[Work to be completed]:
Print the records below word for word, but leave out the pictures.

[Material]:

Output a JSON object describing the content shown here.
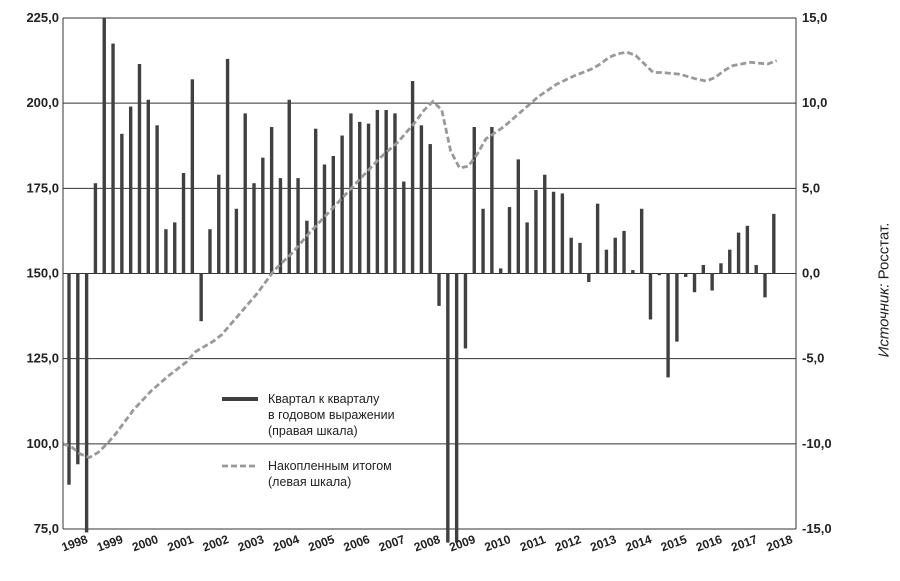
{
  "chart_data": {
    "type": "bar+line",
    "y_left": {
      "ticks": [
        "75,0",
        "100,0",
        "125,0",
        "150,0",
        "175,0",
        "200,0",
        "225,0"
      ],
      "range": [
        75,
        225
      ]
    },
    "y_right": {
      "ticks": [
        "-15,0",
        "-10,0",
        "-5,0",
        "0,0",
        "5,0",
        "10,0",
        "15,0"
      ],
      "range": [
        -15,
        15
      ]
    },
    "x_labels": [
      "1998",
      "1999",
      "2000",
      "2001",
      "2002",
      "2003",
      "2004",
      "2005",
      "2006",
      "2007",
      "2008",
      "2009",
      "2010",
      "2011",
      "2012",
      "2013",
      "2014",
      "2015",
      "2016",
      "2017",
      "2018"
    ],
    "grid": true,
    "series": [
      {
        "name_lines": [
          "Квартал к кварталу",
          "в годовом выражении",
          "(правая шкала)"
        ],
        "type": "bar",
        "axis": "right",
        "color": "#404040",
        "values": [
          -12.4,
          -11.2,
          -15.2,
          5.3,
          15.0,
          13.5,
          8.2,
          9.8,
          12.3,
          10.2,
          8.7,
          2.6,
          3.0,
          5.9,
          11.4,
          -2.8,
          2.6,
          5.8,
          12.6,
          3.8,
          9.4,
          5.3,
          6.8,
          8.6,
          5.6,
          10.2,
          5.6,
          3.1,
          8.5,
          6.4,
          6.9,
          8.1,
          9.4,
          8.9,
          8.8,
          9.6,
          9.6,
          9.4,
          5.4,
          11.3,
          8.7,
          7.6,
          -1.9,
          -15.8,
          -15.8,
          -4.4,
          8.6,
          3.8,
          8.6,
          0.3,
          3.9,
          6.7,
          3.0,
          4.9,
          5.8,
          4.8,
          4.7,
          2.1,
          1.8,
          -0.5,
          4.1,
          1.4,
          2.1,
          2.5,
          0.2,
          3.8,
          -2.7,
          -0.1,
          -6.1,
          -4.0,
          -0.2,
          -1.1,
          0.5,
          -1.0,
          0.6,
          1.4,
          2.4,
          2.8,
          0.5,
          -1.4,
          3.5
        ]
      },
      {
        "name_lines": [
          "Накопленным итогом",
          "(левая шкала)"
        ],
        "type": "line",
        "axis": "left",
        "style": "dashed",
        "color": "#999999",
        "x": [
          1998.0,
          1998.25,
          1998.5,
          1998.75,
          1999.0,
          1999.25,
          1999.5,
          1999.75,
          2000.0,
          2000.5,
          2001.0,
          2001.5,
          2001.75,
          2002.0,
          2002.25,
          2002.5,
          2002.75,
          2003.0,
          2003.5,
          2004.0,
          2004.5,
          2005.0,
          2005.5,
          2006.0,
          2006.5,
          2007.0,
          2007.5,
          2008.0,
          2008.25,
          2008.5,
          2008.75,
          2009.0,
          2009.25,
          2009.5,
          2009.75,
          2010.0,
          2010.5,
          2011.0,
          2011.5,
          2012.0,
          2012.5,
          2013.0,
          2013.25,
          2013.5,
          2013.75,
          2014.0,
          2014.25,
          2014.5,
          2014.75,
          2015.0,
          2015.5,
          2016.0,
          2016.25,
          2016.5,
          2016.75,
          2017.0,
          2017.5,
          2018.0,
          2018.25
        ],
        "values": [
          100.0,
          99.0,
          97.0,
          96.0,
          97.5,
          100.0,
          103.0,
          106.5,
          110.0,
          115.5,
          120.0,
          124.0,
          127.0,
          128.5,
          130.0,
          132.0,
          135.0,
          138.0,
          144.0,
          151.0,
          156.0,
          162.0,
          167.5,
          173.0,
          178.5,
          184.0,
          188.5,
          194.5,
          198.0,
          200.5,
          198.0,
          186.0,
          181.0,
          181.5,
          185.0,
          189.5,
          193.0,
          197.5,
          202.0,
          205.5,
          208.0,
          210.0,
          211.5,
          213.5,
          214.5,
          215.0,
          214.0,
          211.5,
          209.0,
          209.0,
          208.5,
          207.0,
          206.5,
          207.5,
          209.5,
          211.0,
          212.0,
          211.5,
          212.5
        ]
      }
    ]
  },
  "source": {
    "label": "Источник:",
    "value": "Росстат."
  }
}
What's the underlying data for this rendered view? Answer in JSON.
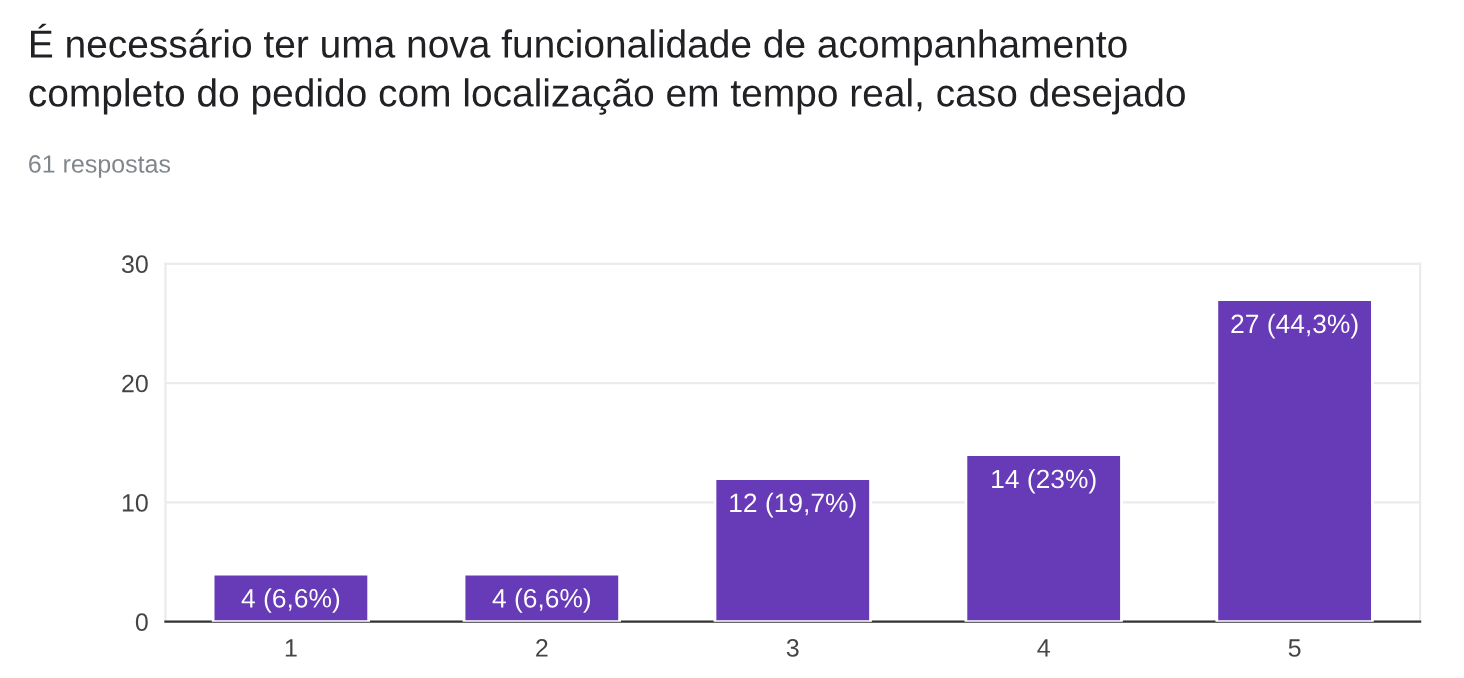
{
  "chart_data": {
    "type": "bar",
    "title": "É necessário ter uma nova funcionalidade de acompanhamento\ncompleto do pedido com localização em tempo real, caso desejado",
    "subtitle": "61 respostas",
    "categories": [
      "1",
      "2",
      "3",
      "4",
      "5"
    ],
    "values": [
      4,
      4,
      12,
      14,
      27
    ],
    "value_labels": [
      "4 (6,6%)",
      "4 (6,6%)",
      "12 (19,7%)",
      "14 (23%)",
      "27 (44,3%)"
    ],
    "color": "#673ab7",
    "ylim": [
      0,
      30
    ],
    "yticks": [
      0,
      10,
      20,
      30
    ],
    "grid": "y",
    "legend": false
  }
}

[Problem solution]:
Output a JSON object describing the content shown here.
{
  "chart_data": {
    "type": "bar+line",
    "y_left": {
      "ticks": [
        "75,0",
        "100,0",
        "125,0",
        "150,0",
        "175,0",
        "200,0",
        "225,0"
      ],
      "range": [
        75,
        225
      ]
    },
    "y_right": {
      "ticks": [
        "-15,0",
        "-10,0",
        "-5,0",
        "0,0",
        "5,0",
        "10,0",
        "15,0"
      ],
      "range": [
        -15,
        15
      ]
    },
    "x_labels": [
      "1998",
      "1999",
      "2000",
      "2001",
      "2002",
      "2003",
      "2004",
      "2005",
      "2006",
      "2007",
      "2008",
      "2009",
      "2010",
      "2011",
      "2012",
      "2013",
      "2014",
      "2015",
      "2016",
      "2017",
      "2018"
    ],
    "grid": true,
    "series": [
      {
        "name_lines": [
          "Квартал к кварталу",
          "в годовом выражении",
          "(правая шкала)"
        ],
        "type": "bar",
        "axis": "right",
        "color": "#404040",
        "values": [
          -12.4,
          -11.2,
          -15.2,
          5.3,
          15.0,
          13.5,
          8.2,
          9.8,
          12.3,
          10.2,
          8.7,
          2.6,
          3.0,
          5.9,
          11.4,
          -2.8,
          2.6,
          5.8,
          12.6,
          3.8,
          9.4,
          5.3,
          6.8,
          8.6,
          5.6,
          10.2,
          5.6,
          3.1,
          8.5,
          6.4,
          6.9,
          8.1,
          9.4,
          8.9,
          8.8,
          9.6,
          9.6,
          9.4,
          5.4,
          11.3,
          8.7,
          7.6,
          -1.9,
          -15.8,
          -15.8,
          -4.4,
          8.6,
          3.8,
          8.6,
          0.3,
          3.9,
          6.7,
          3.0,
          4.9,
          5.8,
          4.8,
          4.7,
          2.1,
          1.8,
          -0.5,
          4.1,
          1.4,
          2.1,
          2.5,
          0.2,
          3.8,
          -2.7,
          -0.1,
          -6.1,
          -4.0,
          -0.2,
          -1.1,
          0.5,
          -1.0,
          0.6,
          1.4,
          2.4,
          2.8,
          0.5,
          -1.4,
          3.5
        ]
      },
      {
        "name_lines": [
          "Накопленным итогом",
          "(левая шкала)"
        ],
        "type": "line",
        "axis": "left",
        "style": "dashed",
        "color": "#999999",
        "x": [
          1998.0,
          1998.25,
          1998.5,
          1998.75,
          1999.0,
          1999.25,
          1999.5,
          1999.75,
          2000.0,
          2000.5,
          2001.0,
          2001.5,
          2001.75,
          2002.0,
          2002.25,
          2002.5,
          2002.75,
          2003.0,
          2003.5,
          2004.0,
          2004.5,
          2005.0,
          2005.5,
          2006.0,
          2006.5,
          2007.0,
          2007.5,
          2008.0,
          2008.25,
          2008.5,
          2008.75,
          2009.0,
          2009.25,
          2009.5,
          2009.75,
          2010.0,
          2010.5,
          2011.0,
          2011.5,
          2012.0,
          2012.5,
          2013.0,
          2013.25,
          2013.5,
          2013.75,
          2014.0,
          2014.25,
          2014.5,
          2014.75,
          2015.0,
          2015.5,
          2016.0,
          2016.25,
          2016.5,
          2016.75,
          2017.0,
          2017.5,
          2018.0,
          2018.25
        ],
        "values": [
          100.0,
          99.0,
          97.0,
          96.0,
          97.5,
          100.0,
          103.0,
          106.5,
          110.0,
          115.5,
          120.0,
          124.0,
          127.0,
          128.5,
          130.0,
          132.0,
          135.0,
          138.0,
          144.0,
          151.0,
          156.0,
          162.0,
          167.5,
          173.0,
          178.5,
          184.0,
          188.5,
          194.5,
          198.0,
          200.5,
          198.0,
          186.0,
          181.0,
          181.5,
          185.0,
          189.5,
          193.0,
          197.5,
          202.0,
          205.5,
          208.0,
          210.0,
          211.5,
          213.5,
          214.5,
          215.0,
          214.0,
          211.5,
          209.0,
          209.0,
          208.5,
          207.0,
          206.5,
          207.5,
          209.5,
          211.0,
          212.0,
          211.5,
          212.5
        ]
      }
    ]
  },
  "source": {
    "label": "Источник:",
    "value": "Росстат."
  }
}
What's the underlying data for this rendered view? Answer in JSON.
{
  "chart_data": {
    "type": "bar",
    "title": "É necessário ter uma nova funcionalidade de acompanhamento\ncompleto do pedido com localização em tempo real, caso desejado",
    "subtitle": "61 respostas",
    "categories": [
      "1",
      "2",
      "3",
      "4",
      "5"
    ],
    "values": [
      4,
      4,
      12,
      14,
      27
    ],
    "value_labels": [
      "4 (6,6%)",
      "4 (6,6%)",
      "12 (19,7%)",
      "14 (23%)",
      "27 (44,3%)"
    ],
    "color": "#673ab7",
    "ylim": [
      0,
      30
    ],
    "yticks": [
      0,
      10,
      20,
      30
    ],
    "grid": "y",
    "legend": false
  }
}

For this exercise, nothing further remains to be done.